## WRITTEN INSTRUCTION:
Transcribe the material below exactly as it appears.

## TASK MATERIAL:
==============================
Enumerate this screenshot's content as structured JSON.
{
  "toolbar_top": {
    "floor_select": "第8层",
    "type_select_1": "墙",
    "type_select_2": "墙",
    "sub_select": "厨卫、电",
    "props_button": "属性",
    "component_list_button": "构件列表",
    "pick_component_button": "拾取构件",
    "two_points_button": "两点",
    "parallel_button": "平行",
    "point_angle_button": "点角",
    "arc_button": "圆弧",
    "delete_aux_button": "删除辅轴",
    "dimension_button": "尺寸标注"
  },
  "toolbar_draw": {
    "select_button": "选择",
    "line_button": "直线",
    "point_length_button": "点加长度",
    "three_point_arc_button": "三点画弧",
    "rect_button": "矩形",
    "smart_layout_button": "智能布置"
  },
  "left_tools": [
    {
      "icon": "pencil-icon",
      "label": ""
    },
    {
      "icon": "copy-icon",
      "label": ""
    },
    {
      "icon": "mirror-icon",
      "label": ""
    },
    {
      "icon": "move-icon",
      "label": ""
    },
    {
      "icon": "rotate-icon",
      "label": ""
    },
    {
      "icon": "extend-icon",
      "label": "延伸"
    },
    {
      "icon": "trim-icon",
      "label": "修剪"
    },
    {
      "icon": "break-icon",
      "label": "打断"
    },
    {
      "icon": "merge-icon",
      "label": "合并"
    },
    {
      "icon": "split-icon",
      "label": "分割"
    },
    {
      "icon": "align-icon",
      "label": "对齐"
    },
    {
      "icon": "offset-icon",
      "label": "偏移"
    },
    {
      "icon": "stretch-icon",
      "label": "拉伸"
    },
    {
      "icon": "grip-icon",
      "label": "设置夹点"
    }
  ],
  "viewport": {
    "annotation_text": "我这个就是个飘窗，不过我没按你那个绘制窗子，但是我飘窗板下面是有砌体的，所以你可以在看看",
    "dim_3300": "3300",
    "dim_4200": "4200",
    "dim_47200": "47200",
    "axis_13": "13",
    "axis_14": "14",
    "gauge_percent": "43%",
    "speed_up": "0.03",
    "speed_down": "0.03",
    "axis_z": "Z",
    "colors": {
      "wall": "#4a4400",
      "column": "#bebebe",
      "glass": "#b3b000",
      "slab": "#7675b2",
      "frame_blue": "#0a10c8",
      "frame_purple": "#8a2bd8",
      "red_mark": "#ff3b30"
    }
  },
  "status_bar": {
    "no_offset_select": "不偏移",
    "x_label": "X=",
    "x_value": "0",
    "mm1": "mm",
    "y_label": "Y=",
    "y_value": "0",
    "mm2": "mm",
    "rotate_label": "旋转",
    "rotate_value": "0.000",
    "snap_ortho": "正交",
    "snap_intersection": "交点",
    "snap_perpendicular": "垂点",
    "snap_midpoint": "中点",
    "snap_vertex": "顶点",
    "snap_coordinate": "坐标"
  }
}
==============================
## PROBLEM SOLUTION:
Enumerate this screenshot's content as structured JSON.
{
  "toolbar_top": {
    "floor_select": "第8层",
    "type_select_1": "墙",
    "type_select_2": "墙",
    "sub_select": "厨卫、电",
    "props_button": "属性",
    "component_list_button": "构件列表",
    "pick_component_button": "拾取构件",
    "two_points_button": "两点",
    "parallel_button": "平行",
    "point_angle_button": "点角",
    "arc_button": "圆弧",
    "delete_aux_button": "删除辅轴",
    "dimension_button": "尺寸标注"
  },
  "toolbar_draw": {
    "select_button": "选择",
    "line_button": "直线",
    "point_length_button": "点加长度",
    "three_point_arc_button": "三点画弧",
    "rect_button": "矩形",
    "smart_layout_button": "智能布置"
  },
  "left_tools": [
    {
      "icon": "pencil-icon",
      "label": ""
    },
    {
      "icon": "copy-icon",
      "label": ""
    },
    {
      "icon": "mirror-icon",
      "label": ""
    },
    {
      "icon": "move-icon",
      "label": ""
    },
    {
      "icon": "rotate-icon",
      "label": ""
    },
    {
      "icon": "extend-icon",
      "label": "延伸"
    },
    {
      "icon": "trim-icon",
      "label": "修剪"
    },
    {
      "icon": "break-icon",
      "label": "打断"
    },
    {
      "icon": "merge-icon",
      "label": "合并"
    },
    {
      "icon": "split-icon",
      "label": "分割"
    },
    {
      "icon": "align-icon",
      "label": "对齐"
    },
    {
      "icon": "offset-icon",
      "label": "偏移"
    },
    {
      "icon": "stretch-icon",
      "label": "拉伸"
    },
    {
      "icon": "grip-icon",
      "label": "设置夹点"
    }
  ],
  "viewport": {
    "annotation_text": "我这个就是个飘窗，不过我没按你那个绘制窗子，但是我飘窗板下面是有砌体的，所以你可以在看看",
    "dim_3300": "3300",
    "dim_4200": "4200",
    "dim_47200": "47200",
    "axis_13": "13",
    "axis_14": "14",
    "gauge_percent": "43%",
    "speed_up": "0.03",
    "speed_down": "0.03",
    "axis_z": "Z",
    "colors": {
      "wall": "#4a4400",
      "column": "#bebebe",
      "glass": "#b3b000",
      "slab": "#7675b2",
      "frame_blue": "#0a10c8",
      "frame_purple": "#8a2bd8",
      "red_mark": "#ff3b30"
    }
  },
  "status_bar": {
    "no_offset_select": "不偏移",
    "x_label": "X=",
    "x_value": "0",
    "mm1": "mm",
    "y_label": "Y=",
    "y_value": "0",
    "mm2": "mm",
    "rotate_label": "旋转",
    "rotate_value": "0.000",
    "snap_ortho": "正交",
    "snap_intersection": "交点",
    "snap_perpendicular": "垂点",
    "snap_midpoint": "中点",
    "snap_vertex": "顶点",
    "snap_coordinate": "坐标"
  }
}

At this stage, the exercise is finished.